Data in this exercise:
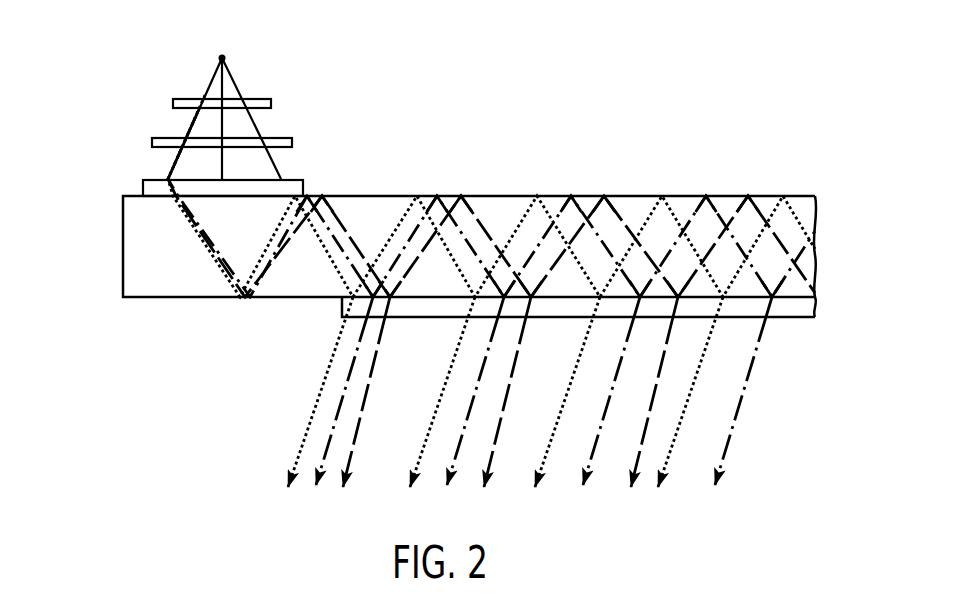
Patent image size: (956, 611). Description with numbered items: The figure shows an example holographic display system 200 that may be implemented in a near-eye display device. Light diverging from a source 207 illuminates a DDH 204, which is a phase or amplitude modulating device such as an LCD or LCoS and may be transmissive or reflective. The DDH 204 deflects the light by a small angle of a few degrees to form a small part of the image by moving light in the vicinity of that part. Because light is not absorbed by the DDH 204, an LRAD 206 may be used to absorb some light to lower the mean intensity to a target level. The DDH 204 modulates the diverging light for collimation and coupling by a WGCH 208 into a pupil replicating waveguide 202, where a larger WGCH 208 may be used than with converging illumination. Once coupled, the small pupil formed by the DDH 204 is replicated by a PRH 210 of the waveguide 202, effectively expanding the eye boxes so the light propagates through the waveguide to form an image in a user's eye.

The holographic display system 200 is at (766, 30).
The pupil replicating waveguide 202 is at (123, 242).
The DDH 204 is at (272, 99).
The LRAD 206 is at (293, 138).
The source 207 is at (224, 56).
The WGCH 208 is at (304, 181).
The PRH 210 is at (342, 305).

Task instructions: Copy the lines above word for word, leaving out the picture.

Completed task:
Patent image size: (956, 611). Description with numbered items: The figure shows an example holographic display system 200 that may be implemented in a near-eye display device. Light diverging from a source 207 illuminates a DDH 204, which is a phase or amplitude modulating device such as an LCD or LCoS and may be transmissive or reflective. The DDH 204 deflects the light by a small angle of a few degrees to form a small part of the image by moving light in the vicinity of that part. Because light is not absorbed by the DDH 204, an LRAD 206 may be used to absorb some light to lower the mean intensity to a target level. The DDH 204 modulates the diverging light for collimation and coupling by a WGCH 208 into a pupil replicating waveguide 202, where a larger WGCH 208 may be used than with converging illumination. Once coupled, the small pupil formed by the DDH 204 is replicated by a PRH 210 of the waveguide 202, effectively expanding the eye boxes so the light propagates through the waveguide to form an image in a user's eye.

The holographic display system 200 is at (766, 30).
The pupil replicating waveguide 202 is at (123, 242).
The DDH 204 is at (272, 99).
The LRAD 206 is at (293, 138).
The source 207 is at (224, 56).
The WGCH 208 is at (304, 181).
The PRH 210 is at (342, 305).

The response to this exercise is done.